Task requirements:
Copy out each line of the listing that has the word "screenshot" in it.
------ Exercise materials ------
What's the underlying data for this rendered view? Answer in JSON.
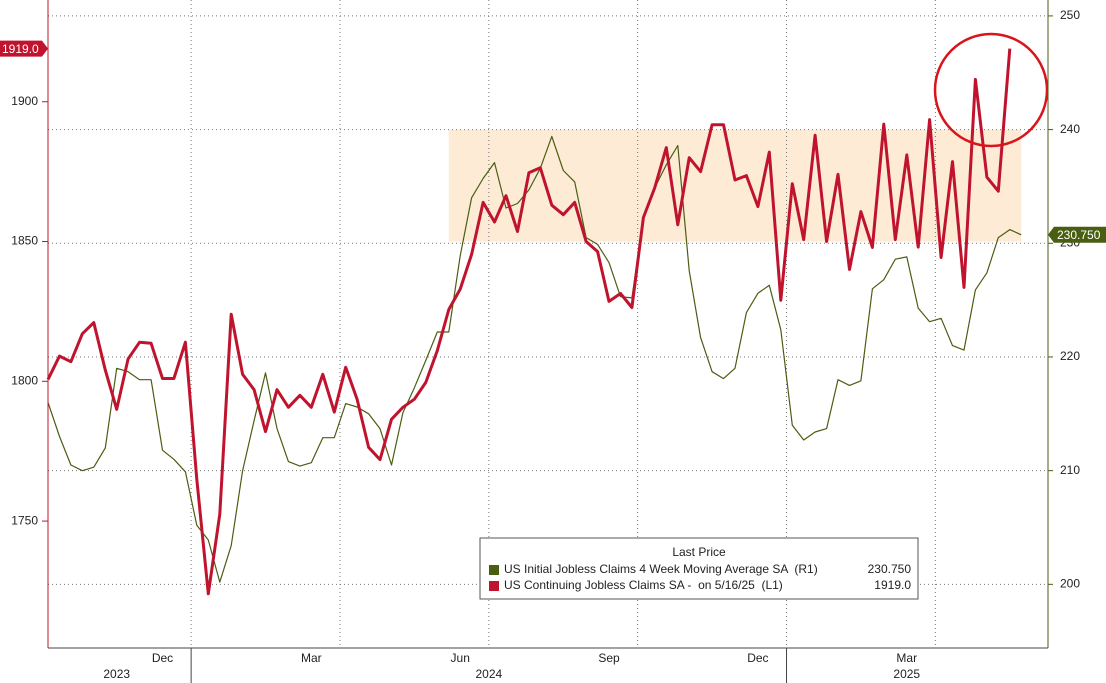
{
  "chart_data": {
    "type": "line",
    "categories": [
      null,
      null,
      null,
      null,
      null,
      null,
      null,
      null,
      null,
      null,
      "Dec",
      null,
      null,
      null,
      null,
      null,
      null,
      null,
      null,
      null,
      null,
      null,
      null,
      "Mar",
      null,
      null,
      null,
      null,
      null,
      null,
      null,
      null,
      null,
      null,
      null,
      null,
      "Jun",
      null,
      null,
      null,
      null,
      null,
      null,
      null,
      null,
      null,
      null,
      null,
      null,
      "Sep",
      null,
      null,
      null,
      null,
      null,
      null,
      null,
      null,
      null,
      null,
      null,
      null,
      "Dec",
      null,
      null,
      null,
      null,
      null,
      null,
      null,
      null,
      null,
      null,
      null,
      null,
      "Mar",
      null,
      null,
      null,
      null,
      null,
      null,
      null,
      null,
      null,
      null
    ],
    "years": [
      "2023",
      "2024",
      "2025"
    ],
    "year_starts": [
      0,
      13,
      65
    ],
    "series": [
      {
        "name": "US Initial Jobless Claims 4 Week Moving Average SA  (R1)",
        "color": "#4a5e12",
        "axis": "y2",
        "values": [
          216,
          213,
          210.5,
          210,
          210.3,
          212,
          219,
          218.7,
          218,
          218,
          211.8,
          211,
          209.9,
          205.2,
          203.9,
          200.2,
          203.4,
          210,
          214.4,
          218.6,
          213.7,
          210.8,
          210.4,
          210.7,
          212.9,
          212.9,
          215.9,
          215.6,
          215,
          213.7,
          210.5,
          215.1,
          217.3,
          219.7,
          222.2,
          222.2,
          228.9,
          234,
          235.7,
          237.1,
          233.1,
          233.5,
          234.7,
          236.6,
          239.4,
          236.4,
          235.4,
          230.5,
          229.9,
          228.3,
          225.3,
          225.2,
          232.2,
          234.9,
          236.9,
          238.6,
          227.6,
          221.7,
          218.7,
          218.1,
          219,
          223.9,
          225.6,
          226.3,
          222.4,
          214,
          212.7,
          213.4,
          213.7,
          218,
          217.5,
          217.9,
          226,
          226.8,
          228.6,
          228.8,
          224.3,
          223.1,
          223.4,
          221,
          220.6,
          225.9,
          227.4,
          230.5,
          231.2,
          230.75
        ],
        "last_value_label": "230.750"
      },
      {
        "name": "US Continuing Jobless Claims SA -  on 5/16/25  (L1)",
        "color": "#c0142e",
        "values": [
          1800.7,
          1809,
          1807,
          1817,
          1821,
          1804,
          1790,
          1808,
          1814,
          1813.6,
          1801,
          1801,
          1814,
          1765,
          1724,
          1752.5,
          1824,
          1802.5,
          1797,
          1782,
          1797,
          1790.7,
          1795,
          1790.7,
          1802.5,
          1789,
          1805,
          1793.6,
          1776.4,
          1772,
          1786.4,
          1790.7,
          1793.6,
          1799.6,
          1811,
          1825.7,
          1833,
          1845.4,
          1864,
          1857,
          1866.4,
          1853.6,
          1874.6,
          1876.4,
          1863,
          1859.6,
          1864,
          1850,
          1846.4,
          1828.6,
          1831.4,
          1826.4,
          1858.6,
          1869.3,
          1883.6,
          1856,
          1880,
          1875,
          1891.8,
          1891.8,
          1872,
          1873.6,
          1862.5,
          1882,
          1829,
          1870.7,
          1850.7,
          1888,
          1850,
          1874,
          1840,
          1860.7,
          1847.9,
          1892,
          1850.7,
          1881,
          1848,
          1893.6,
          1844.3,
          1878.6,
          1833.6,
          1908,
          1873,
          1868,
          1919,
          null
        ],
        "last_value_label": "1919.0"
      }
    ],
    "legend_title": "Last Price",
    "highlight": {
      "ylim": [
        1850,
        1890
      ],
      "x_index": [
        35,
        85
      ]
    },
    "ylim": [
      1704.6,
      1936.4
    ],
    "yticks": [
      1750,
      1800,
      1850,
      1900
    ],
    "y2lim": [
      194.4,
      251.4
    ],
    "y2ticks": [
      200,
      210,
      220,
      230,
      240,
      250
    ],
    "grid": true
  }
}
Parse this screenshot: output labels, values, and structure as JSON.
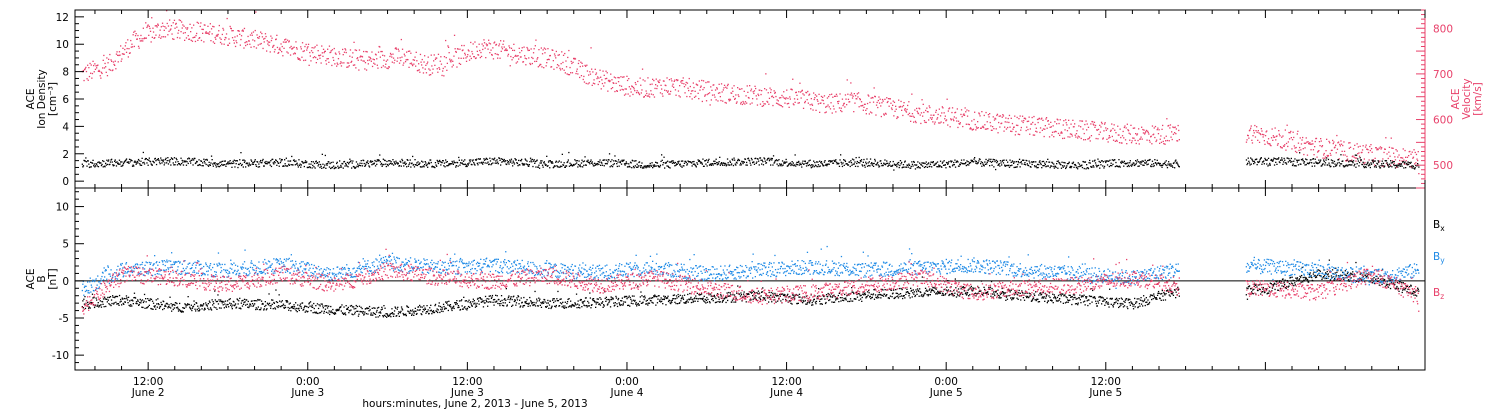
{
  "colors": {
    "density": "#000000",
    "velocity": "#e8406a",
    "bx": "#000000",
    "by": "#1e8ae6",
    "bz": "#e8406a",
    "axis": "#000000"
  },
  "chart_data": [
    {
      "type": "scatter",
      "panel": "top",
      "ylabel_left": [
        "ACE",
        "Ion Density",
        "[cm⁻³]"
      ],
      "ylabel_right": [
        "ACE",
        "Velocity",
        "[km/s]"
      ],
      "ylim_left": [
        -0.5,
        12.5
      ],
      "ylim_right": [
        450,
        840
      ],
      "yticks_left": [
        "0",
        "2",
        "4",
        "6",
        "8",
        "10",
        "12"
      ],
      "yticks_right": [
        "500",
        "600",
        "700",
        "800"
      ],
      "x_hours_range": [
        6.5,
        108
      ],
      "series": [
        {
          "axis": "left",
          "color_key": "density",
          "points": [
            [
              7,
              1.3
            ],
            [
              10,
              1.4
            ],
            [
              14,
              1.5
            ],
            [
              18,
              1.3
            ],
            [
              22,
              1.4
            ],
            [
              26,
              1.2
            ],
            [
              30,
              1.4
            ],
            [
              34,
              1.3
            ],
            [
              38,
              1.5
            ],
            [
              42,
              1.3
            ],
            [
              46,
              1.4
            ],
            [
              50,
              1.2
            ],
            [
              54,
              1.4
            ],
            [
              58,
              1.5
            ],
            [
              62,
              1.3
            ],
            [
              66,
              1.4
            ],
            [
              70,
              1.2
            ],
            [
              74,
              1.4
            ],
            [
              78,
              1.3
            ],
            [
              82,
              1.2
            ],
            [
              86,
              1.4
            ],
            [
              89,
              1.3
            ],
            [
              96,
              1.5
            ],
            [
              100,
              1.4
            ],
            [
              104,
              1.3
            ],
            [
              107.5,
              1.2
            ]
          ]
        },
        {
          "axis": "right",
          "color_key": "velocity",
          "points": [
            [
              7,
              700
            ],
            [
              9,
              720
            ],
            [
              11,
              775
            ],
            [
              13,
              800
            ],
            [
              15,
              795
            ],
            [
              17,
              790
            ],
            [
              19,
              780
            ],
            [
              21,
              770
            ],
            [
              23,
              755
            ],
            [
              25,
              745
            ],
            [
              27,
              735
            ],
            [
              29,
              730
            ],
            [
              31,
              740
            ],
            [
              33,
              720
            ],
            [
              35,
              735
            ],
            [
              37,
              760
            ],
            [
              39,
              750
            ],
            [
              41,
              740
            ],
            [
              43,
              730
            ],
            [
              45,
              700
            ],
            [
              47,
              680
            ],
            [
              49,
              670
            ],
            [
              51,
              675
            ],
            [
              53,
              668
            ],
            [
              55,
              660
            ],
            [
              57,
              655
            ],
            [
              59,
              650
            ],
            [
              61,
              645
            ],
            [
              63,
              635
            ],
            [
              65,
              640
            ],
            [
              67,
              630
            ],
            [
              69,
              620
            ],
            [
              71,
              610
            ],
            [
              73,
              605
            ],
            [
              75,
              595
            ],
            [
              77,
              590
            ],
            [
              79,
              585
            ],
            [
              81,
              580
            ],
            [
              83,
              575
            ],
            [
              85,
              570
            ],
            [
              87,
              568
            ],
            [
              95,
              572
            ],
            [
              97,
              560
            ],
            [
              99,
              545
            ],
            [
              101,
              535
            ],
            [
              103,
              528
            ],
            [
              105,
              520
            ],
            [
              107.5,
              515
            ]
          ]
        }
      ],
      "gaps_hours": [
        [
          89.5,
          94.5
        ]
      ]
    },
    {
      "type": "scatter",
      "panel": "bottom",
      "ylabel_left": [
        "ACE",
        "B",
        "[nT]"
      ],
      "ylim": [
        -12,
        12.5
      ],
      "yticks_left": [
        "-10",
        "-5",
        "0",
        "5",
        "10"
      ],
      "x_hours_range": [
        6.5,
        108
      ],
      "legend": [
        "Bx",
        "By",
        "Bz"
      ],
      "series": [
        {
          "name": "Bx",
          "color_key": "bx",
          "points": [
            [
              7,
              -3
            ],
            [
              10,
              -2.5
            ],
            [
              14,
              -3.5
            ],
            [
              18,
              -3
            ],
            [
              22,
              -3.2
            ],
            [
              26,
              -3.8
            ],
            [
              30,
              -4.2
            ],
            [
              34,
              -3.5
            ],
            [
              38,
              -2.5
            ],
            [
              42,
              -3
            ],
            [
              46,
              -2.8
            ],
            [
              50,
              -2.5
            ],
            [
              54,
              -2.2
            ],
            [
              58,
              -2
            ],
            [
              62,
              -2.5
            ],
            [
              66,
              -1.8
            ],
            [
              70,
              -1.5
            ],
            [
              74,
              -1.2
            ],
            [
              78,
              -2
            ],
            [
              82,
              -2.5
            ],
            [
              86,
              -3
            ],
            [
              89,
              -1.5
            ],
            [
              96,
              -1
            ],
            [
              100,
              1
            ],
            [
              104,
              0.5
            ],
            [
              107.5,
              -1.5
            ]
          ]
        },
        {
          "name": "By",
          "color_key": "by",
          "points": [
            [
              7,
              -1
            ],
            [
              10,
              1.5
            ],
            [
              14,
              2
            ],
            [
              18,
              1.5
            ],
            [
              22,
              2.2
            ],
            [
              26,
              1
            ],
            [
              30,
              2.5
            ],
            [
              34,
              1.8
            ],
            [
              38,
              2.2
            ],
            [
              42,
              1.5
            ],
            [
              46,
              1.2
            ],
            [
              50,
              1.8
            ],
            [
              54,
              1
            ],
            [
              58,
              1.5
            ],
            [
              62,
              2
            ],
            [
              66,
              1.5
            ],
            [
              70,
              1.8
            ],
            [
              74,
              2.2
            ],
            [
              78,
              1.5
            ],
            [
              82,
              1
            ],
            [
              86,
              0.5
            ],
            [
              89,
              1.5
            ],
            [
              96,
              2
            ],
            [
              100,
              1.5
            ],
            [
              104,
              0.5
            ],
            [
              107.5,
              1.5
            ]
          ]
        },
        {
          "name": "Bz",
          "color_key": "bz",
          "points": [
            [
              7,
              -3.5
            ],
            [
              10,
              1
            ],
            [
              14,
              0.5
            ],
            [
              18,
              -0.5
            ],
            [
              22,
              1
            ],
            [
              26,
              -0.5
            ],
            [
              30,
              1.5
            ],
            [
              34,
              0.5
            ],
            [
              38,
              0
            ],
            [
              42,
              0.8
            ],
            [
              46,
              -0.5
            ],
            [
              50,
              0.5
            ],
            [
              54,
              -1
            ],
            [
              58,
              -2
            ],
            [
              62,
              -1.5
            ],
            [
              66,
              -0.5
            ],
            [
              70,
              0.5
            ],
            [
              74,
              -1.5
            ],
            [
              78,
              -0.8
            ],
            [
              82,
              -0.5
            ],
            [
              86,
              0.5
            ],
            [
              89,
              -0.5
            ],
            [
              96,
              -1
            ],
            [
              100,
              -1.5
            ],
            [
              104,
              1
            ],
            [
              107.5,
              -2
            ]
          ]
        }
      ],
      "gaps_hours": [
        [
          89.5,
          94.5
        ]
      ]
    }
  ],
  "x_axis": {
    "ticks": [
      {
        "hour": 12,
        "time": "12:00",
        "date": "June 2"
      },
      {
        "hour": 24,
        "time": "0:00",
        "date": "June 3"
      },
      {
        "hour": 36,
        "time": "12:00",
        "date": "June 3"
      },
      {
        "hour": 48,
        "time": "0:00",
        "date": "June 4"
      },
      {
        "hour": 60,
        "time": "12:00",
        "date": "June 4"
      },
      {
        "hour": 72,
        "time": "0:00",
        "date": "June 5"
      },
      {
        "hour": 84,
        "time": "12:00",
        "date": "June 5"
      }
    ],
    "minor_every_hours": 2,
    "label": "hours:minutes,  June  2, 2013 - June  5, 2013"
  },
  "legend_labels": [
    {
      "base": "B",
      "sub": "x",
      "color_key": "bx"
    },
    {
      "base": "B",
      "sub": "y",
      "color_key": "by"
    },
    {
      "base": "B",
      "sub": "z",
      "color_key": "bz"
    }
  ]
}
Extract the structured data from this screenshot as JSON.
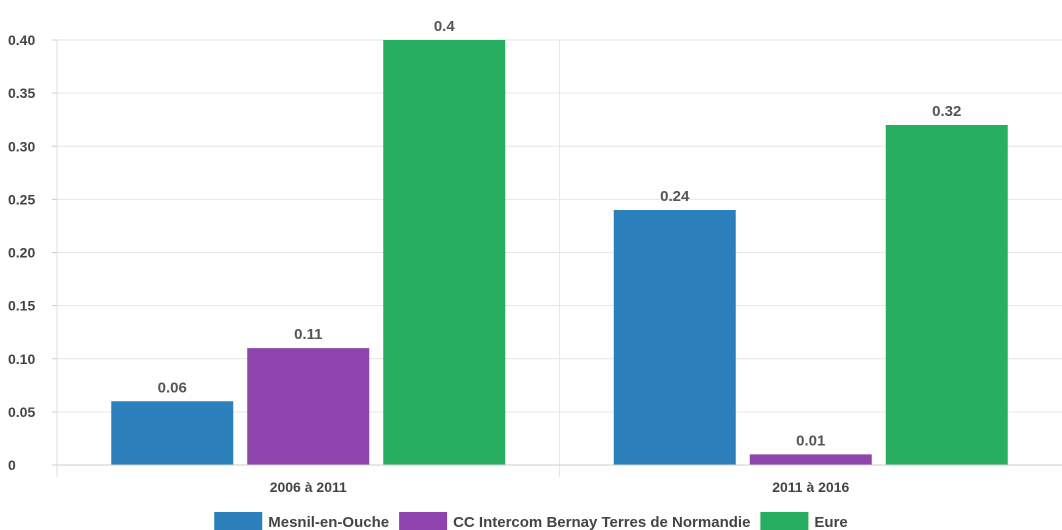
{
  "chart_data": {
    "type": "bar",
    "categories": [
      "2006 à 2011",
      "2011 à 2016"
    ],
    "series": [
      {
        "name": "Mesnil-en-Ouche",
        "values": [
          0.06,
          0.24
        ],
        "color": "#2b7fba"
      },
      {
        "name": "CC Intercom Bernay Terres de Normandie",
        "values": [
          0.11,
          0.01
        ],
        "color": "#8e44ad"
      },
      {
        "name": "Eure",
        "values": [
          0.4,
          0.32
        ],
        "color": "#27ae60"
      }
    ],
    "data_labels": [
      [
        "0.06",
        "0.24"
      ],
      [
        "0.11",
        "0.01"
      ],
      [
        "0.4",
        "0.32"
      ]
    ],
    "yticks": [
      "0",
      "0.05",
      "0.10",
      "0.15",
      "0.20",
      "0.25",
      "0.30",
      "0.35",
      "0.40"
    ],
    "ylim": [
      0,
      0.4
    ],
    "grid": true,
    "legend_position": "bottom",
    "title": "",
    "xlabel": "",
    "ylabel": ""
  }
}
------
Result for this task:
Parse this screenshot: output labels, values, and structure as JSON.
Extract the structured data from this screenshot as JSON.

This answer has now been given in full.